• **To do**:
Set down the data below without change, skipping the pictures it holds.

==== Entries supplied ====

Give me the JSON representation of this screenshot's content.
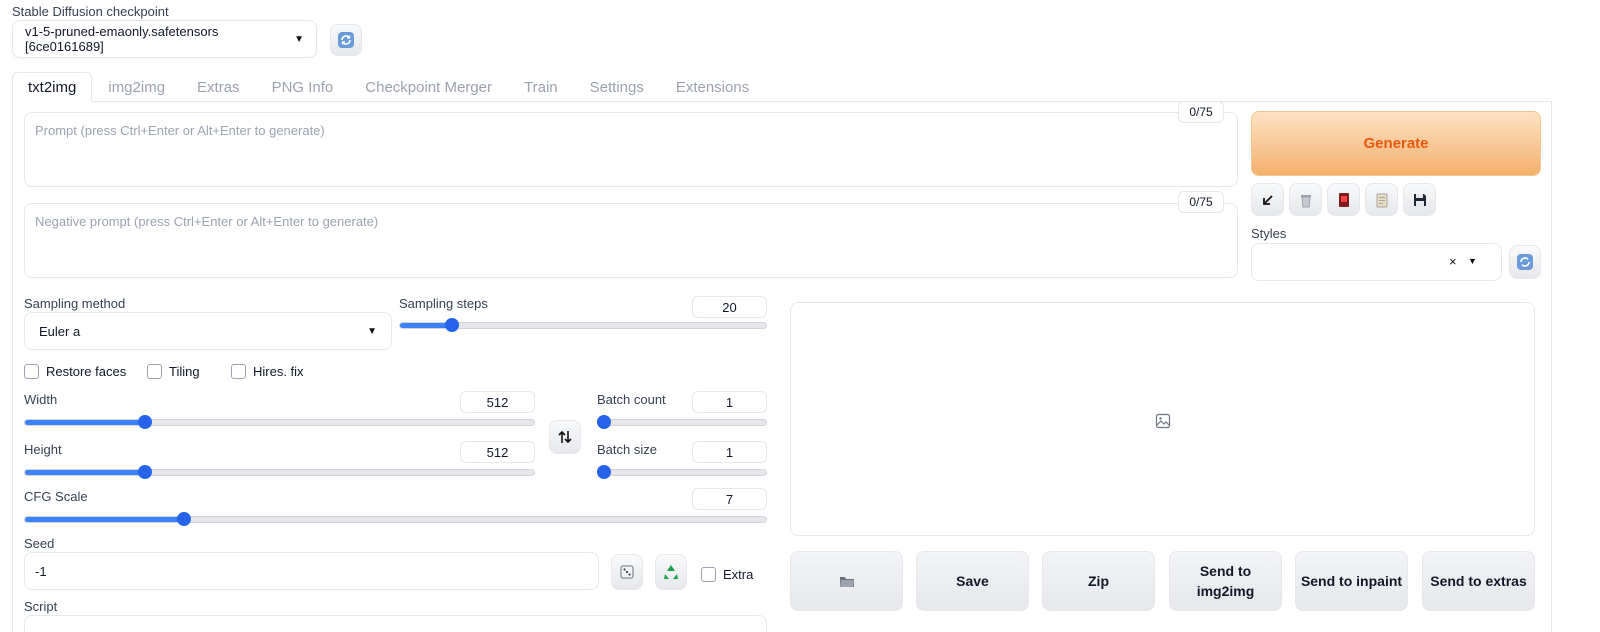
{
  "checkpoint": {
    "label": "Stable Diffusion checkpoint",
    "value": "v1-5-pruned-emaonly.safetensors [6ce0161689]",
    "refresh_icon": "refresh-icon"
  },
  "tabs": [
    {
      "label": "txt2img",
      "active": true
    },
    {
      "label": "img2img"
    },
    {
      "label": "Extras"
    },
    {
      "label": "PNG Info"
    },
    {
      "label": "Checkpoint Merger"
    },
    {
      "label": "Train"
    },
    {
      "label": "Settings"
    },
    {
      "label": "Extensions"
    }
  ],
  "prompt": {
    "placeholder": "Prompt (press Ctrl+Enter or Alt+Enter to generate)",
    "counter": "0/75"
  },
  "negative_prompt": {
    "placeholder": "Negative prompt (press Ctrl+Enter or Alt+Enter to generate)",
    "counter": "0/75"
  },
  "generate": {
    "label": "Generate",
    "accent": "#ea580c"
  },
  "tool_buttons": [
    "arrow-icon",
    "trash-icon",
    "red-card-icon",
    "clipboard-icon",
    "save-icon"
  ],
  "styles": {
    "label": "Styles",
    "clear": "×"
  },
  "sampling_method": {
    "label": "Sampling method",
    "value": "Euler a"
  },
  "sampling_steps": {
    "label": "Sampling steps",
    "value": "20",
    "fraction": 0.13
  },
  "checkboxes": [
    {
      "label": "Restore faces",
      "checked": false
    },
    {
      "label": "Tiling",
      "checked": false
    },
    {
      "label": "Hires. fix",
      "checked": false
    }
  ],
  "width": {
    "label": "Width",
    "value": "512",
    "fraction": 0.23
  },
  "height": {
    "label": "Height",
    "value": "512",
    "fraction": 0.23
  },
  "batch_count": {
    "label": "Batch count",
    "value": "1",
    "fraction": 0.0
  },
  "batch_size": {
    "label": "Batch size",
    "value": "1",
    "fraction": 0.0
  },
  "cfg_scale": {
    "label": "CFG Scale",
    "value": "7",
    "fraction": 0.21
  },
  "swap_icon": "swap-icon",
  "seed": {
    "label": "Seed",
    "value": "-1",
    "extra_label": "Extra"
  },
  "script": {
    "label": "Script"
  },
  "output_buttons": [
    {
      "label": "",
      "icon": "folder-icon"
    },
    {
      "label": "Save"
    },
    {
      "label": "Zip"
    },
    {
      "label": "Send to img2img"
    },
    {
      "label": "Send to inpaint"
    },
    {
      "label": "Send to extras"
    }
  ],
  "colors": {
    "accent": "#3b82f6",
    "generate_gradient_start": "#fde3c5",
    "generate_gradient_end": "#f3b06c"
  }
}
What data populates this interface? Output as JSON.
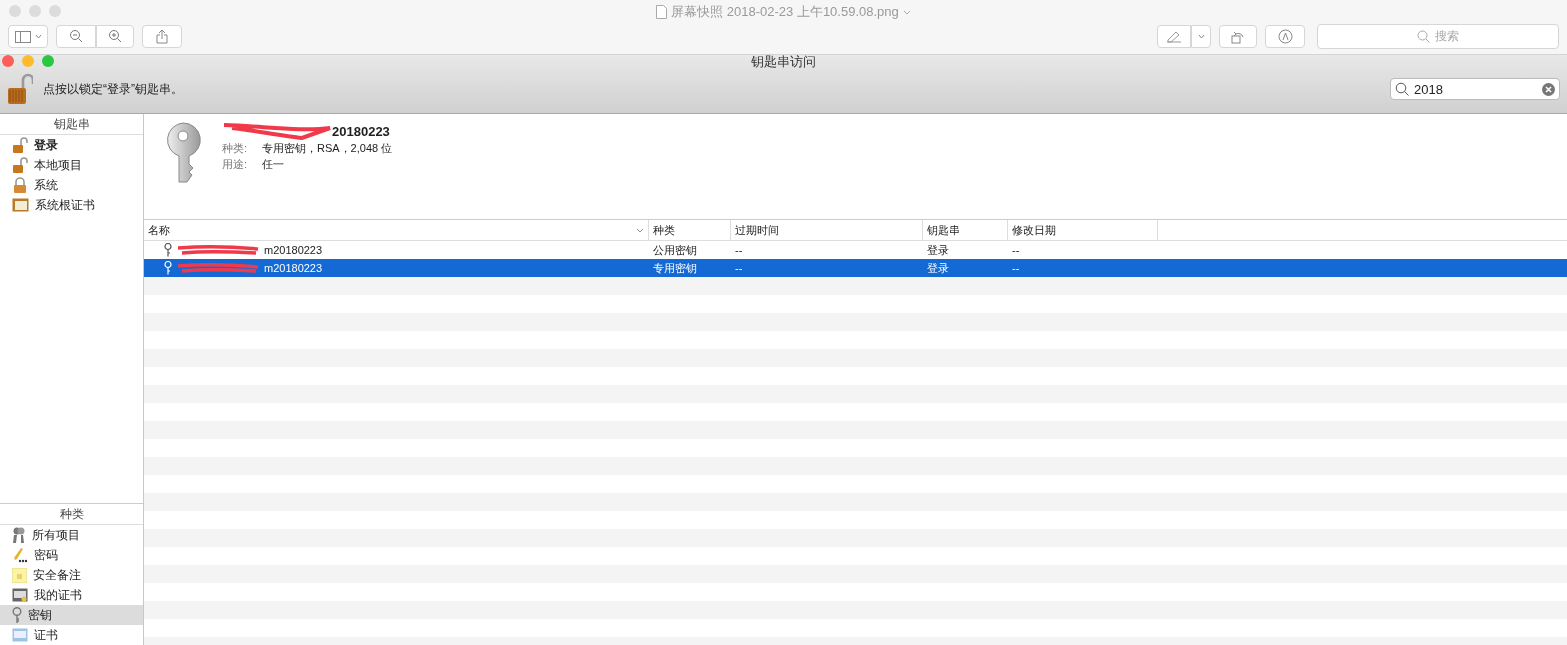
{
  "preview": {
    "title": "屏幕快照 2018-02-23 上午10.59.08.png",
    "search_placeholder": "搜索"
  },
  "keychain_window": {
    "title": "钥匙串访问",
    "lock_message": "点按以锁定“登录”钥匙串。",
    "search_value": "2018"
  },
  "sidebar": {
    "keychains_header": "钥匙串",
    "keychains": [
      {
        "label": "登录",
        "kind": "lock_open",
        "default": true
      },
      {
        "label": "本地项目",
        "kind": "lock_open",
        "default": false
      },
      {
        "label": "系统",
        "kind": "lock_closed",
        "default": false
      },
      {
        "label": "系统根证书",
        "kind": "cert_cabinet",
        "default": false
      }
    ],
    "categories_header": "种类",
    "categories": [
      {
        "label": "所有项目",
        "kind": "all",
        "selected": false
      },
      {
        "label": "密码",
        "kind": "password",
        "selected": false
      },
      {
        "label": "安全备注",
        "kind": "note",
        "selected": false
      },
      {
        "label": "我的证书",
        "kind": "my_cert",
        "selected": false
      },
      {
        "label": "密钥",
        "kind": "key",
        "selected": true
      },
      {
        "label": "证书",
        "kind": "cert",
        "selected": false
      }
    ]
  },
  "detail": {
    "title": "20180223",
    "fields": [
      {
        "label": "种类:",
        "value": "专用密钥，RSA，2,048 位"
      },
      {
        "label": "用途:",
        "value": "任一"
      }
    ]
  },
  "table": {
    "columns": [
      "名称",
      "种类",
      "过期时间",
      "钥匙串",
      "修改日期"
    ],
    "rows": [
      {
        "cells": [
          "m20180223",
          "公用密钥",
          "--",
          "登录",
          "--"
        ],
        "selected": false
      },
      {
        "cells": [
          "m20180223",
          "专用密钥",
          "--",
          "登录",
          "--"
        ],
        "selected": true
      }
    ]
  }
}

====

• **Task response**:
Give me the JSON representation of this screenshot's content.
{
  "checkpoint": {
    "label": "Stable Diffusion checkpoint",
    "value": "v1-5-pruned-emaonly.safetensors [6ce0161689]",
    "refresh_icon": "refresh-icon"
  },
  "tabs": [
    {
      "label": "txt2img",
      "active": true
    },
    {
      "label": "img2img"
    },
    {
      "label": "Extras"
    },
    {
      "label": "PNG Info"
    },
    {
      "label": "Checkpoint Merger"
    },
    {
      "label": "Train"
    },
    {
      "label": "Settings"
    },
    {
      "label": "Extensions"
    }
  ],
  "prompt": {
    "placeholder": "Prompt (press Ctrl+Enter or Alt+Enter to generate)",
    "counter": "0/75"
  },
  "negative_prompt": {
    "placeholder": "Negative prompt (press Ctrl+Enter or Alt+Enter to generate)",
    "counter": "0/75"
  },
  "generate": {
    "label": "Generate",
    "accent": "#ea580c"
  },
  "tool_buttons": [
    "arrow-icon",
    "trash-icon",
    "red-card-icon",
    "clipboard-icon",
    "save-icon"
  ],
  "styles": {
    "label": "Styles",
    "clear": "×"
  },
  "sampling_method": {
    "label": "Sampling method",
    "value": "Euler a"
  },
  "sampling_steps": {
    "label": "Sampling steps",
    "value": "20",
    "fraction": 0.13
  },
  "checkboxes": [
    {
      "label": "Restore faces",
      "checked": false
    },
    {
      "label": "Tiling",
      "checked": false
    },
    {
      "label": "Hires. fix",
      "checked": false
    }
  ],
  "width": {
    "label": "Width",
    "value": "512",
    "fraction": 0.23
  },
  "height": {
    "label": "Height",
    "value": "512",
    "fraction": 0.23
  },
  "batch_count": {
    "label": "Batch count",
    "value": "1",
    "fraction": 0.0
  },
  "batch_size": {
    "label": "Batch size",
    "value": "1",
    "fraction": 0.0
  },
  "cfg_scale": {
    "label": "CFG Scale",
    "value": "7",
    "fraction": 0.21
  },
  "swap_icon": "swap-icon",
  "seed": {
    "label": "Seed",
    "value": "-1",
    "extra_label": "Extra"
  },
  "script": {
    "label": "Script"
  },
  "output_buttons": [
    {
      "label": "",
      "icon": "folder-icon"
    },
    {
      "label": "Save"
    },
    {
      "label": "Zip"
    },
    {
      "label": "Send to img2img"
    },
    {
      "label": "Send to inpaint"
    },
    {
      "label": "Send to extras"
    }
  ],
  "colors": {
    "accent": "#3b82f6",
    "generate_gradient_start": "#fde3c5",
    "generate_gradient_end": "#f3b06c"
  }
}
What data populates this interface? Output as JSON.
{
  "preview": {
    "title": "屏幕快照 2018-02-23 上午10.59.08.png",
    "search_placeholder": "搜索"
  },
  "keychain_window": {
    "title": "钥匙串访问",
    "lock_message": "点按以锁定“登录”钥匙串。",
    "search_value": "2018"
  },
  "sidebar": {
    "keychains_header": "钥匙串",
    "keychains": [
      {
        "label": "登录",
        "kind": "lock_open",
        "default": true
      },
      {
        "label": "本地项目",
        "kind": "lock_open",
        "default": false
      },
      {
        "label": "系统",
        "kind": "lock_closed",
        "default": false
      },
      {
        "label": "系统根证书",
        "kind": "cert_cabinet",
        "default": false
      }
    ],
    "categories_header": "种类",
    "categories": [
      {
        "label": "所有项目",
        "kind": "all",
        "selected": false
      },
      {
        "label": "密码",
        "kind": "password",
        "selected": false
      },
      {
        "label": "安全备注",
        "kind": "note",
        "selected": false
      },
      {
        "label": "我的证书",
        "kind": "my_cert",
        "selected": false
      },
      {
        "label": "密钥",
        "kind": "key",
        "selected": true
      },
      {
        "label": "证书",
        "kind": "cert",
        "selected": false
      }
    ]
  },
  "detail": {
    "title": "20180223",
    "fields": [
      {
        "label": "种类:",
        "value": "专用密钥，RSA，2,048 位"
      },
      {
        "label": "用途:",
        "value": "任一"
      }
    ]
  },
  "table": {
    "columns": [
      "名称",
      "种类",
      "过期时间",
      "钥匙串",
      "修改日期"
    ],
    "rows": [
      {
        "cells": [
          "m20180223",
          "公用密钥",
          "--",
          "登录",
          "--"
        ],
        "selected": false
      },
      {
        "cells": [
          "m20180223",
          "专用密钥",
          "--",
          "登录",
          "--"
        ],
        "selected": true
      }
    ]
  }
}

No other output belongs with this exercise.